Could you filter the records below and return each line that holds "life"?

START The input

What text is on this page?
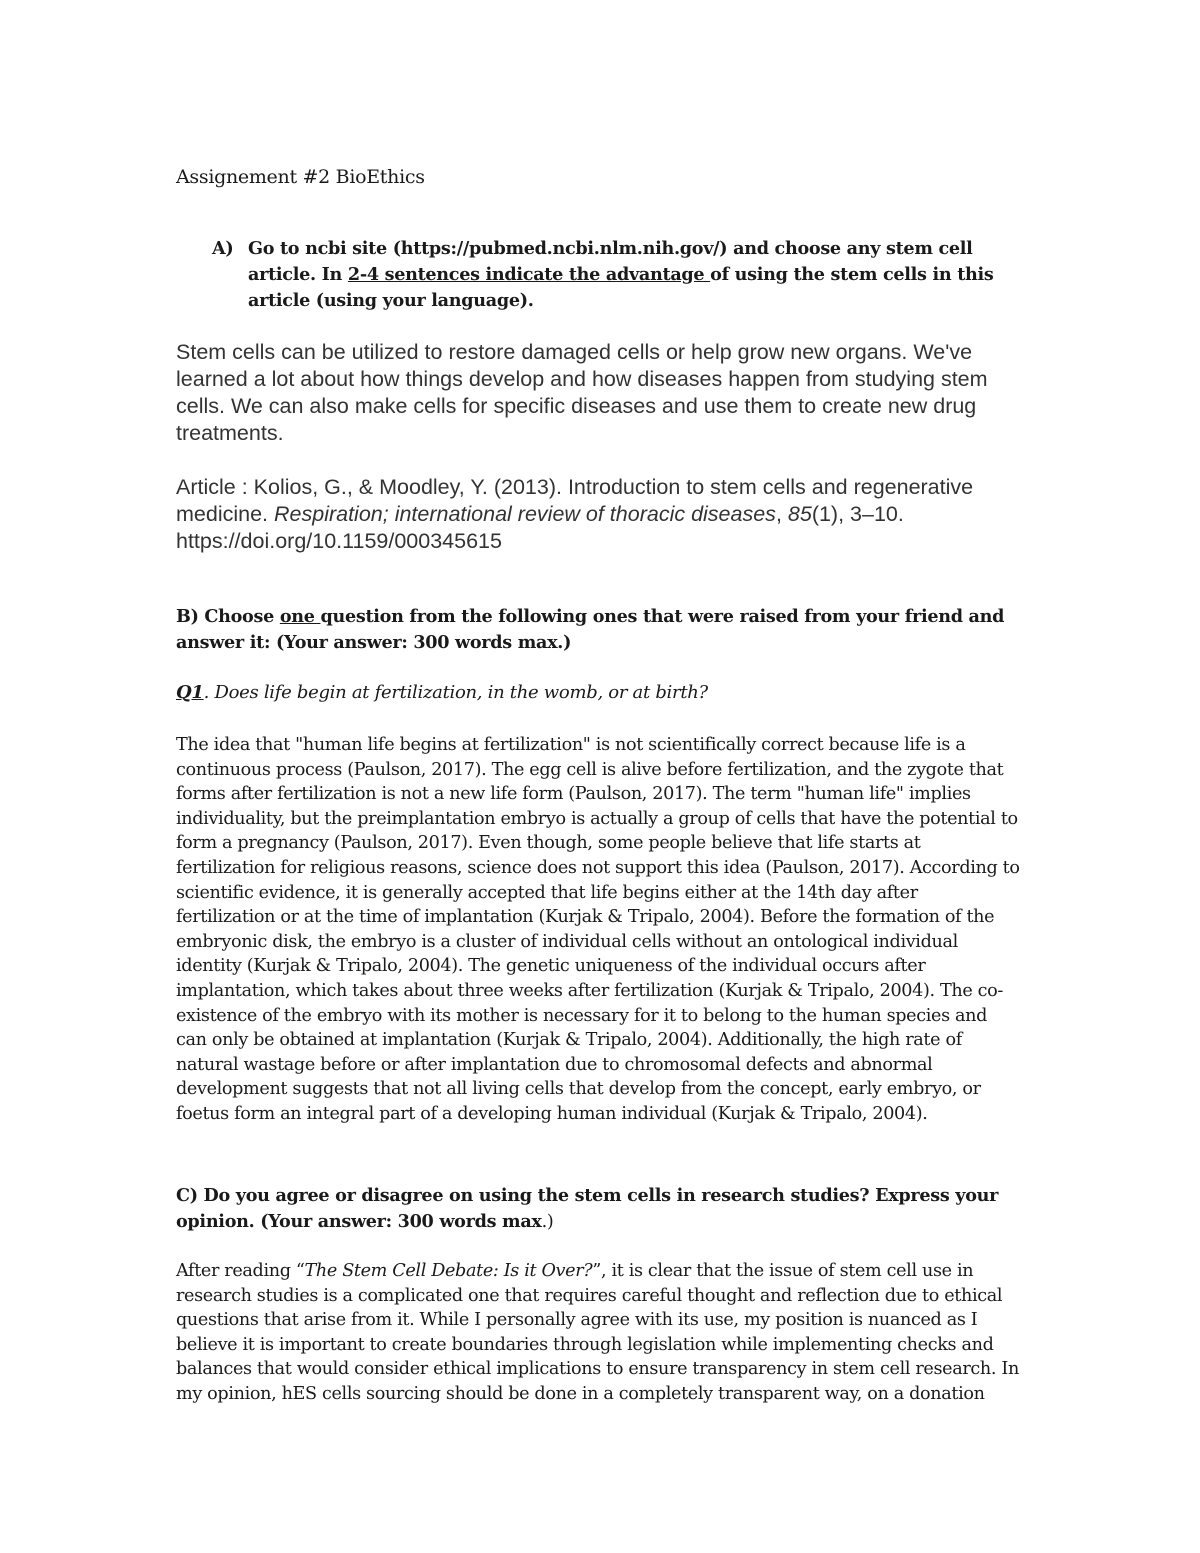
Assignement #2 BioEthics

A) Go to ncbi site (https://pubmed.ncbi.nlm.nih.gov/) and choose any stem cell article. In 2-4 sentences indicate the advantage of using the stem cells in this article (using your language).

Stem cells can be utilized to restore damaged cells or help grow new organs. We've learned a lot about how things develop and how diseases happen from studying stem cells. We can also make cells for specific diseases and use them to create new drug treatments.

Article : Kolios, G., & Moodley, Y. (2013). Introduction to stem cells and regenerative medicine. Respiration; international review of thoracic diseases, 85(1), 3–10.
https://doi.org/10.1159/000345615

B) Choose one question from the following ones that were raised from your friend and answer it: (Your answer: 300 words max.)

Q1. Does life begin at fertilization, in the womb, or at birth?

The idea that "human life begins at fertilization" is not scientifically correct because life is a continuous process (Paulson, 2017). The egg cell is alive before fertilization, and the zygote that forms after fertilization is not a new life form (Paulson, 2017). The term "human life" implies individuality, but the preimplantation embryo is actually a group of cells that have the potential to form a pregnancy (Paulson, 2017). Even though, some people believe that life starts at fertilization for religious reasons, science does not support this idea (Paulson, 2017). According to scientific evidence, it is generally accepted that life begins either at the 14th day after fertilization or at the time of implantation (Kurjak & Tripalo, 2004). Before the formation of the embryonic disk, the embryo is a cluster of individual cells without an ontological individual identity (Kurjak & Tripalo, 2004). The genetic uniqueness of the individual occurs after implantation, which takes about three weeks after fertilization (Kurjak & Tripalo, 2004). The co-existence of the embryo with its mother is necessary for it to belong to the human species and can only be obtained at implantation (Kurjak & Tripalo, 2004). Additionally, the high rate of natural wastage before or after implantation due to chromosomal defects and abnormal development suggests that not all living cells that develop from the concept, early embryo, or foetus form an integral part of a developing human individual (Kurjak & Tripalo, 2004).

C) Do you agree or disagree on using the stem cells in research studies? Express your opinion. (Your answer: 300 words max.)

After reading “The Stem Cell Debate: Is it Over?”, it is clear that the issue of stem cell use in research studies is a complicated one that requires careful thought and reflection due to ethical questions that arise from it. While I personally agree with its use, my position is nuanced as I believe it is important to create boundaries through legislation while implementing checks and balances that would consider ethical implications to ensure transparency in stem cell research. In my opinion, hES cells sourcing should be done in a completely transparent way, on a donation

END The input
START The input

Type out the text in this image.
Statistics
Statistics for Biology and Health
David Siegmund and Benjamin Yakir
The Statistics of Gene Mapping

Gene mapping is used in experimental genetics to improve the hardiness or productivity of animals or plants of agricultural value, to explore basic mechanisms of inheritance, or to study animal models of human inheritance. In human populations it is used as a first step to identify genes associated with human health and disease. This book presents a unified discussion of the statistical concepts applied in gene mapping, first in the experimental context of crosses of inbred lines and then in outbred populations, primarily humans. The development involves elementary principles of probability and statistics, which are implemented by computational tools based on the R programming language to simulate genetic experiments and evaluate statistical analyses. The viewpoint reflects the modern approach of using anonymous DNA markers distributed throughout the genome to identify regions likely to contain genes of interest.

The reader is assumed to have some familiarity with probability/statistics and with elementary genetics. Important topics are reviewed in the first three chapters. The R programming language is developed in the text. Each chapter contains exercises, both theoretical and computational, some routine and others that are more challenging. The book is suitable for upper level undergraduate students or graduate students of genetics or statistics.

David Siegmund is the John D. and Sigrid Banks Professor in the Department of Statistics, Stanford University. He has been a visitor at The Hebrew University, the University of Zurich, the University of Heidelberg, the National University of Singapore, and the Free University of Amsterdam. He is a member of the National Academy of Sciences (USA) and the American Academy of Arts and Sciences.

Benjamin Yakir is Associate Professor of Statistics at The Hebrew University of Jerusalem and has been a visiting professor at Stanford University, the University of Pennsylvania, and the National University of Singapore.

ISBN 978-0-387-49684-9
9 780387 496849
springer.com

END The input

■ The completed task
Q1. Does life begin at fertilization, in the womb, or at birth?
The idea that "human life begins at fertilization" is not scientifically correct because life is a continuous process (Paulson, 2017). The egg cell is alive before fertilization, and the zygote that forms after fertilization is not a new life form (Paulson, 2017). The term "human life" implies individuality, but the preimplantation embryo is actually a group of cells that have the potential to form a pregnancy (Paulson, 2017). Even though, some people believe that life starts at fertilization for religious reasons, science does not support this idea (Paulson, 2017). According to scientific evidence, it is generally accepted that life begins either at the 14th day after fertilization or at the time of implantation (Kurjak & Tripalo, 2004). Before the formation of the embryonic disk, the embryo is a cluster of individual cells without an ontological individual identity (Kurjak & Tripalo, 2004). The genetic uniqueness of the individual occurs after implantation, which takes about three weeks after fertilization (Kurjak & Tripalo, 2004). The co-existence of the embryo with its mother is necessary for it to belong to the human species and can only be obtained at implantation (Kurjak & Tripalo, 2004). Additionally, the high rate of natural wastage before or after implantation due to chromosomal defects and abnormal development suggests that not all living cells that develop from the concept, early embryo, or foetus form an integral part of a developing human individual (Kurjak & Tripalo, 2004).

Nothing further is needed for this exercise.